▶ [Estratto della pagina]

——

Volontari, i cambiamenti sono necessari
Meno volontari, ma più reti e un maggiore utilizzo di tecnologie digitali. È il primo bilancio del Censimento permanente delle Istituzioni non profit, realizzato da Istat fra marzo e novembre 2021. Un anno, questo, delicato, che ha visto tutto il mondo, Italia compresa, fare i conti con la pandemia. Ma quale analisi si può fare di questi dati? E quali conclusioni se ne possono trarre? Ne abbiamo parlato con Laura Gangeri, ricercatrice, psicologia clinica Istituto Nazionale dei Tumori di Milano, con un’esperienza trentennale nell’ambito del mondo del volontariato e della formazione.
Che cosa ha determinato un calo nel numero dei volontari?
Intanto, va fatta una distinzione tra volontario e associazione di volontariato, perché sono due mondi diversi. In generale la letteratura scientifica post-Covid su questo argomento riporta un aspetto molto interessante, che un po’ si avvicina ai dati dell’Istat. Quello che è emerso infatti e non solo nel nostro Paese, è stato un aumento del volontariato come fenomeno spontaneo, cioè non organizzato. In sostanza, è incrementato durante il Covid il numero delle persone che si è messo a disposizione del vicino, piuttosto che nell’ambito del quartiere, per aiutare gli anziani, Tutto ciò però non nell’ambito delle associazioni, che in una percentuale elevata di casi si sono ritrovate in sofferenza.

——

▶ [Esercizi da svolgere]
a: Trascrivi dall'estratto il passo che comincia con "Volontari, i cambiamenti" e termina con "numero dei volontari?".
b: In base all'estratto, le affermazioni seguenti sono vere? Rispondi sì o no per ciascuna e cita le parole del testo che lo dimostrano.
(i) Il Censimento è stato realizzato da Istat fra marzo e novembre 2021.
(ii) Laura Gangeri ha un'esperienza ventennale nel mondo del volontariato.
(iii) Durante il Covid il volontariato spontaneo è diminuito.
c: Rispondi a queste domande usando l'estratto:
(i) Chi ha realizzato il Censimento permanente delle Istituzioni non profit?
(ii) In quale istituto lavora Laura Gangeri?
(iii) Tra quali due cose va fatta una distinzione?

▶ [Materiale fornito]
——

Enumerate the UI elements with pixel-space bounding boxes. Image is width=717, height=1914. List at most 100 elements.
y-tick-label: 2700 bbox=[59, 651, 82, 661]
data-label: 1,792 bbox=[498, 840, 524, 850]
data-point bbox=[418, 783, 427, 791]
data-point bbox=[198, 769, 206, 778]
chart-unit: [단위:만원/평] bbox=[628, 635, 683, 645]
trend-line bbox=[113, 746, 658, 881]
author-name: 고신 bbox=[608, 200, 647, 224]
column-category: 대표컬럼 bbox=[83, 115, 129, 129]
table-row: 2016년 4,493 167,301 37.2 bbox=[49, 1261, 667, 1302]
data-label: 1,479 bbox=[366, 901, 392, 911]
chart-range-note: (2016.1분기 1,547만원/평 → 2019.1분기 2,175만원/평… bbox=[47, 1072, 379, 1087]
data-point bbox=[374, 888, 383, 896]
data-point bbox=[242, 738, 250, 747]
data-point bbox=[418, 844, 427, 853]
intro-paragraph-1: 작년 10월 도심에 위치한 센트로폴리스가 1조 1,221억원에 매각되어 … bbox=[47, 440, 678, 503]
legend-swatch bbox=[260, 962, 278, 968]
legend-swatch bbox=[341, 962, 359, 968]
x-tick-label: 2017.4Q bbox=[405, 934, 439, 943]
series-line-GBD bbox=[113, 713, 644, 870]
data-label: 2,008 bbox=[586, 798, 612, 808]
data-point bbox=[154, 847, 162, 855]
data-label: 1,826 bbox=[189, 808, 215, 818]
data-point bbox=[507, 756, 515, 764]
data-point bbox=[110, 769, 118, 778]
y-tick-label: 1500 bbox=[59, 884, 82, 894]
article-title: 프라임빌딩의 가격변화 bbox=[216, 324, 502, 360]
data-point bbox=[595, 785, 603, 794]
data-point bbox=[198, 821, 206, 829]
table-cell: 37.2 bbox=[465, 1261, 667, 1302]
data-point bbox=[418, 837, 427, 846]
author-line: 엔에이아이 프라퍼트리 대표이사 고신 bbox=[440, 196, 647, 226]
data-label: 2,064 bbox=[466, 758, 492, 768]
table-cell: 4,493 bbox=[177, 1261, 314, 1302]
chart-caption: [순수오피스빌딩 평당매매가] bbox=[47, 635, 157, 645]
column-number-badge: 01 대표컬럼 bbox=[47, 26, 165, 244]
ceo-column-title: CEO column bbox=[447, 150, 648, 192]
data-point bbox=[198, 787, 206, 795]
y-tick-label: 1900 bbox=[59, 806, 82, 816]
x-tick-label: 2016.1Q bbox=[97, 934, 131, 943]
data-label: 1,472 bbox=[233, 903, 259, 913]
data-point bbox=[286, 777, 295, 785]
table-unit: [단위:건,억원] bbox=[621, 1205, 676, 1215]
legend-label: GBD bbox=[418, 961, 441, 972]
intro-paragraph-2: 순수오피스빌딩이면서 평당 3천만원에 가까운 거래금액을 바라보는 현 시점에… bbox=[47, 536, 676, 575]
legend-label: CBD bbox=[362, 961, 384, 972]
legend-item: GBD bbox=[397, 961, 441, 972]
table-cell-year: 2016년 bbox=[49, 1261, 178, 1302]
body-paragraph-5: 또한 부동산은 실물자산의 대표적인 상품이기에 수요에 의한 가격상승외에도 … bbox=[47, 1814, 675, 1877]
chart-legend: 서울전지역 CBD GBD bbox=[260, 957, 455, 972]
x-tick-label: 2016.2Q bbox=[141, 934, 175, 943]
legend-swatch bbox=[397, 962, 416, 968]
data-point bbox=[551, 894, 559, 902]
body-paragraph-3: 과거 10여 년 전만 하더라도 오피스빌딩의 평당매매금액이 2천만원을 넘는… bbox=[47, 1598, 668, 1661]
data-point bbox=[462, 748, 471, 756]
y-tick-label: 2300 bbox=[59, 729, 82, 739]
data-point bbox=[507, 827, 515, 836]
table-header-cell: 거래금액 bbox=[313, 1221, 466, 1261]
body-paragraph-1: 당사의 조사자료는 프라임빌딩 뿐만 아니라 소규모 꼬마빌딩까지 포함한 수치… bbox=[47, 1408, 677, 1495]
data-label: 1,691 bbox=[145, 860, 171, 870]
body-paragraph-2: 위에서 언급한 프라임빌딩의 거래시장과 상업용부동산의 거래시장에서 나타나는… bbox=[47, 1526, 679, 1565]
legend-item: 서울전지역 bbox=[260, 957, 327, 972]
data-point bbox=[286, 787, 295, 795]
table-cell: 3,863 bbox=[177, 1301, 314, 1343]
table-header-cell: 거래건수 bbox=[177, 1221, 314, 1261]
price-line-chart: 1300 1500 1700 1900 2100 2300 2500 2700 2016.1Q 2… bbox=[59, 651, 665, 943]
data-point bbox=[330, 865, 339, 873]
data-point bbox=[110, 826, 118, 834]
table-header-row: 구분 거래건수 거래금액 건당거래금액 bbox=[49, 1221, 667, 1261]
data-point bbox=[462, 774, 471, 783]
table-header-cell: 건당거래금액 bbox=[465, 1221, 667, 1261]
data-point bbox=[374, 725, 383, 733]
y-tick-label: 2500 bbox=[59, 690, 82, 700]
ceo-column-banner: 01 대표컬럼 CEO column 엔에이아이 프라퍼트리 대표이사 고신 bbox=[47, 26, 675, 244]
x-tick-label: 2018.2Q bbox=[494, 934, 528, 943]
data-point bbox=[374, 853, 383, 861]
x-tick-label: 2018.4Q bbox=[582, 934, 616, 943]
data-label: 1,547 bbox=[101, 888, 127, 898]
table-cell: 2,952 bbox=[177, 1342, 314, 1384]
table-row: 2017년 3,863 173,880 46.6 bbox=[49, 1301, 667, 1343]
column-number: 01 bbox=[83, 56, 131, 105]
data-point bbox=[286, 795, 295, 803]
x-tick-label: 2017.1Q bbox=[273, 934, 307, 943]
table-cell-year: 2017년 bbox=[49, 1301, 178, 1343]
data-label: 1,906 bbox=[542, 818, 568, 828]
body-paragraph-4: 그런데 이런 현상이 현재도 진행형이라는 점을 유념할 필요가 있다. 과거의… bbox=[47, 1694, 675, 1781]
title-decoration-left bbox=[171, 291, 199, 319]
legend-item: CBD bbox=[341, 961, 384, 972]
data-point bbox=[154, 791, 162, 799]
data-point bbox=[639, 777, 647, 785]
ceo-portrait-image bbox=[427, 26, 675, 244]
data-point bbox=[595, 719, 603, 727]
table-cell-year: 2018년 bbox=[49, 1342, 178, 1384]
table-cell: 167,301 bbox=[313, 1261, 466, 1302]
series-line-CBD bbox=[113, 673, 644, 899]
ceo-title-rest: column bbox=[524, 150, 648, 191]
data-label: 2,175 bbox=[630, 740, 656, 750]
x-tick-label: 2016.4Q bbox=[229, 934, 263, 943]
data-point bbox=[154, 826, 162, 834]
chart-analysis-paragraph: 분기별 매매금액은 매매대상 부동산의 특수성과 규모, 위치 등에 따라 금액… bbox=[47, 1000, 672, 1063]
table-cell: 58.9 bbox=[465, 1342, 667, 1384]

——

▶ [Soluzioni degli esercizi]
a:
Volontari, i cambiamenti sono necessari
Meno volontari, ma più reti e un maggiore utilizzo di tecnologie digitali. È il primo bilancio del Censimento permanente delle Istituzioni non profit, realizzato da Istat fra marzo e novembre 2021. Un anno, questo, delicato, che ha visto tutto il mondo, Italia compresa, fare i conti con la pandemia. Ma quale analisi si può fare di questi dati? E quali conclusioni se ne possono trarre? Ne abbiamo parlato con Laura Gangeri, ricercatrice, psicologia clinica Istituto Nazionale dei Tumori di Milano, con un’esperienza trentennale nell’ambito del mondo del volontariato e della formazione.
Che cosa ha determinato un calo nel numero dei volontari?

b:
(i) Sì: "realizzato da Istat fra marzo e novembre 2021"
(ii) No: "con un’esperienza trentennale nell’ambito del mondo del volontariato e della formazione"
(iii) No: "è stato un aumento del volontariato come fenomeno spontaneo, cioè non organizzato"

c:
(i) Istat.
(ii) All'Istituto Nazionale dei Tumori di Milano.
(iii) Tra volontario e associazione di volontariato.